____ TRECHO DO TEXTO

Em seu comentário, o cineasta Durval Leal Filho levanta questionamentos sobre o comportamento de alguns ministros, que, “hoje, se confundem com o próprio caos urbano: sem ética, nem moral, semelhantes aos gestores públicos que aprenderam a driblar a lei com a mesma habilidade com que desviam de buracos no asfalto.” Confira íntegra…
Existe almoço grátis? Nas Supremas Cortes, às vezes parece que sim.
O que definitivamente não existe é estacionamento.
O caos urbano está instalado, não apenas nas ruas, mas na alma institucional do país. Não há vagas para a ética, nem para a moral, reservadas há muito tempo, mas ocupadas indevidamente por alguns senhores ministros, parlamentares e gestores que decidiram estacionar onde bem entendem, ignorando placas, faixas, limites e, sobretudo, o olhar do cidadão comum.
Os ministros, hoje, se confundem com o próprio caos urbano: sem ética, nem moral, semelhantes aos gestores públicos que aprenderam a driblar a lei com a mesma habilidade com que desviam de buracos no asfalto.
Ética e moral, no entanto, não são conceitos abstratos, nem adornos retóricos para discursos solenes. Ética e moral são, antes de tudo, consistem em seguir o que está estabelecido nos decretos, na lei, no ordenamento jurídico vigente. É cumprir a regra mesmo quando ninguém está olhando. É saber que o cargo não é blindagem, mas responsabilidade ampliada.
Além do jurídico, sempre foi necessário trabalhar a ordem técnica. Nenhuma cidade funciona sem engenharia, sem cálculo de capacidade de carga, sem perímetro definido. Nenhuma democracia funciona sem limites claros, sem freios, sem balizas. A ordem moral não é acessória: ela sustenta a técnica e dá sentido à norma. Quando essa engrenagem se rompe, o que resta é improviso, justificativa posterior e a velha frase cínica de que “sempre foi assim”.

________

**LISTA DE TAREFAS:**
**a)** Responda com base no comentário sobre ética e caos urbano:
(i) Que profissão é atribuída a Durval Leal Filho?
(ii) O que, segundo o comentário, definitivamente não existe?
(iii) Se o cargo não é blindagem, o que ele é?
**b)** Escreva a continuação do comentário sobre ética e caos urbano, começando logo após a última frase apresentada.

____ DADOS REGISTRADOS

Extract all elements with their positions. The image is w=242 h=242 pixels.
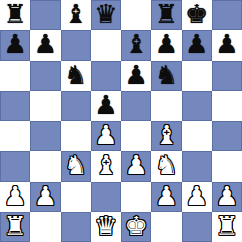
square-g5[interactable]: [182, 91, 212, 121]
piece-white-pawn-d4[interactable]: ♟: [94, 122, 117, 148]
square-d3[interactable]: ♝: [91, 151, 121, 181]
piece-black-bishop-e7[interactable]: ♝: [124, 31, 147, 57]
square-c6[interactable]: ♞: [61, 61, 91, 91]
square-h3[interactable]: [212, 151, 242, 181]
square-b8[interactable]: [30, 0, 60, 30]
square-c2[interactable]: [61, 182, 91, 212]
square-e8[interactable]: [121, 0, 151, 30]
square-a7[interactable]: ♟: [0, 30, 30, 60]
square-c4[interactable]: [61, 121, 91, 151]
square-c8[interactable]: ♝: [61, 0, 91, 30]
piece-white-king-e1[interactable]: ♚: [124, 213, 147, 239]
square-e6[interactable]: ♟: [121, 61, 151, 91]
square-e3[interactable]: ♟: [121, 151, 151, 181]
square-a1[interactable]: ♜: [0, 212, 30, 242]
square-d2[interactable]: [91, 182, 121, 212]
piece-black-king-g8[interactable]: ♚: [185, 1, 208, 27]
square-g7[interactable]: ♟: [182, 30, 212, 60]
square-f5[interactable]: [151, 91, 181, 121]
chess-board-container: ♜♝♛♜♚♟♟♝♟♟♟♞♟♞♟♟♝♞♝♟♞♟♟♟♟♟♜♛♚♜: [0, 0, 242, 242]
piece-black-pawn-e6[interactable]: ♟: [124, 62, 147, 88]
piece-white-pawn-e3[interactable]: ♟: [124, 152, 147, 178]
piece-white-pawn-g2[interactable]: ♟: [185, 183, 208, 209]
piece-black-pawn-h7[interactable]: ♟: [215, 31, 238, 57]
square-d1[interactable]: ♛: [91, 212, 121, 242]
square-h7[interactable]: ♟: [212, 30, 242, 60]
square-f2[interactable]: ♟: [151, 182, 181, 212]
piece-black-pawn-a7[interactable]: ♟: [3, 31, 26, 57]
piece-white-pawn-b2[interactable]: ♟: [34, 183, 57, 209]
piece-white-pawn-a2[interactable]: ♟: [3, 183, 26, 209]
square-h2[interactable]: ♟: [212, 182, 242, 212]
square-e1[interactable]: ♚: [121, 212, 151, 242]
piece-white-bishop-f4[interactable]: ♝: [155, 122, 178, 148]
square-g3[interactable]: [182, 151, 212, 181]
piece-black-knight-f6[interactable]: ♞: [155, 62, 178, 88]
square-b1[interactable]: [30, 212, 60, 242]
square-a6[interactable]: [0, 61, 30, 91]
piece-black-rook-f8[interactable]: ♜: [155, 1, 178, 27]
square-b7[interactable]: ♟: [30, 30, 60, 60]
square-d5[interactable]: ♟: [91, 91, 121, 121]
square-b3[interactable]: [30, 151, 60, 181]
square-c7[interactable]: [61, 30, 91, 60]
square-h6[interactable]: [212, 61, 242, 91]
square-e7[interactable]: ♝: [121, 30, 151, 60]
square-d4[interactable]: ♟: [91, 121, 121, 151]
square-e5[interactable]: [121, 91, 151, 121]
piece-black-knight-c6[interactable]: ♞: [64, 62, 87, 88]
square-g2[interactable]: ♟: [182, 182, 212, 212]
square-c5[interactable]: [61, 91, 91, 121]
square-f7[interactable]: ♟: [151, 30, 181, 60]
square-g1[interactable]: [182, 212, 212, 242]
piece-black-queen-d8[interactable]: ♛: [94, 1, 117, 27]
square-a8[interactable]: ♜: [0, 0, 30, 30]
square-a3[interactable]: [0, 151, 30, 181]
square-a5[interactable]: [0, 91, 30, 121]
piece-white-knight-c3[interactable]: ♞: [64, 152, 87, 178]
piece-white-bishop-d3[interactable]: ♝: [94, 152, 117, 178]
square-b4[interactable]: [30, 121, 60, 151]
square-f8[interactable]: ♜: [151, 0, 181, 30]
square-f4[interactable]: ♝: [151, 121, 181, 151]
square-f1[interactable]: [151, 212, 181, 242]
square-d6[interactable]: [91, 61, 121, 91]
square-e4[interactable]: [121, 121, 151, 151]
piece-white-pawn-h2[interactable]: ♟: [215, 183, 238, 209]
square-b6[interactable]: [30, 61, 60, 91]
square-b5[interactable]: [30, 91, 60, 121]
square-g6[interactable]: [182, 61, 212, 91]
square-h5[interactable]: [212, 91, 242, 121]
square-d7[interactable]: [91, 30, 121, 60]
square-h4[interactable]: [212, 121, 242, 151]
square-a4[interactable]: [0, 121, 30, 151]
square-g4[interactable]: [182, 121, 212, 151]
square-c1[interactable]: [61, 212, 91, 242]
square-f6[interactable]: ♞: [151, 61, 181, 91]
square-d8[interactable]: ♛: [91, 0, 121, 30]
square-e2[interactable]: [121, 182, 151, 212]
piece-white-queen-d1[interactable]: ♛: [94, 213, 117, 239]
square-g8[interactable]: ♚: [182, 0, 212, 30]
piece-black-pawn-b7[interactable]: ♟: [34, 31, 57, 57]
piece-white-rook-h1[interactable]: ♜: [215, 213, 238, 239]
piece-black-rook-a8[interactable]: ♜: [3, 1, 26, 27]
square-b2[interactable]: ♟: [30, 182, 60, 212]
piece-black-pawn-g7[interactable]: ♟: [185, 31, 208, 57]
piece-black-bishop-c8[interactable]: ♝: [64, 1, 87, 27]
piece-white-rook-a1[interactable]: ♜: [3, 213, 26, 239]
piece-black-pawn-d5[interactable]: ♟: [94, 92, 117, 118]
piece-white-knight-f3[interactable]: ♞: [155, 152, 178, 178]
piece-black-pawn-f7[interactable]: ♟: [155, 31, 178, 57]
square-h8[interactable]: [212, 0, 242, 30]
square-f3[interactable]: ♞: [151, 151, 181, 181]
square-a2[interactable]: ♟: [0, 182, 30, 212]
square-c3[interactable]: ♞: [61, 151, 91, 181]
chess-board: ♜♝♛♜♚♟♟♝♟♟♟♞♟♞♟♟♝♞♝♟♞♟♟♟♟♟♜♛♚♜: [0, 0, 242, 242]
square-h1[interactable]: ♜: [212, 212, 242, 242]
piece-white-pawn-f2[interactable]: ♟: [155, 183, 178, 209]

________

**RESPOSTAS POR TAREFA:**
**a)**
(i) Cineasta.
(ii) Estacionamento.
(iii) Responsabilidade ampliada.

**b)**
Perdemos todos os sentidos e perímetros na ética e na moral. Não há mais estacionamento nos relacionamentos institucionais, na praça dos direitos coletivos. Ninguém respeita mais o parâmetro da baliza. Invade-se o espaço do outro, atropelase o rito, relativiza-se a regra. A pergunta insiste: aonde chegaremos? A uma cidade onde carros oficiais tomam todos os espaços da rua, intimidando os pequenos veículos, obrigando-os a circular eternamente, sem nunca encontrar uma vaga legítima?
Ou chegaremos ao ponto em que dicas de ministros, gestos ambíguos, silêncios estratégicos e decisões seletivas corroerão de vez a cidadania, lançando dúvidas definitivas sobre o que ainda se pode chamar de moral pública? Quando o exemplo que vem de cima falha, a base racha. A pedagogia do poder é sempre silenciosa, mas profundamente eficaz.
Não existe almoço grátis, muito menos estacionamento na cidade. Toda escolha tem custo. Toda omissão cobra juros. Dentro dessa ótica, precisamos de baliza. Precisamos verificar o moral. Onde estaciona a Suprema Corte diante da população? Onde estaciona o Legislativo, quando transforma mandato em negócio? Onde estaciona o Executivo, quando governa olhando mais para o retrovisor do poder e da reeleição do que para o para-brisa da realidade social?
A baliza nos deu a possibilidade de saber estacionar: ensina distância, cuidado, limite. A baliza técnica nos deu noção do nosso perímetro. Já a baliza ética deveria ensinar algo ainda mais básico: até onde posso ir sem violar o espaço do outro e a confiança coletiva. O problema é que a Suprema Corte, o Executivo, o Legislativo e o Judiciário parecem ter desaprendido essa manobra simples. Avançam, recuam, raspam na calçada da legalidade e fingem não ouvir o barulho.
Como proclamar princípios em praça pública se, nos bastidores, eles são negociados? Como exigir decoro se o próprio conceito foi esvaziado por sucessivos exemplos de privilégios naturalizados? Não pelo lado A nem pelo lado B: é por castas de juízes, promotores, procuradores e diplomatas. Todo lado deve ter ética e moral, porque ética não é ideologia, é fundamento. Moral não é discurso, é prática reiterada.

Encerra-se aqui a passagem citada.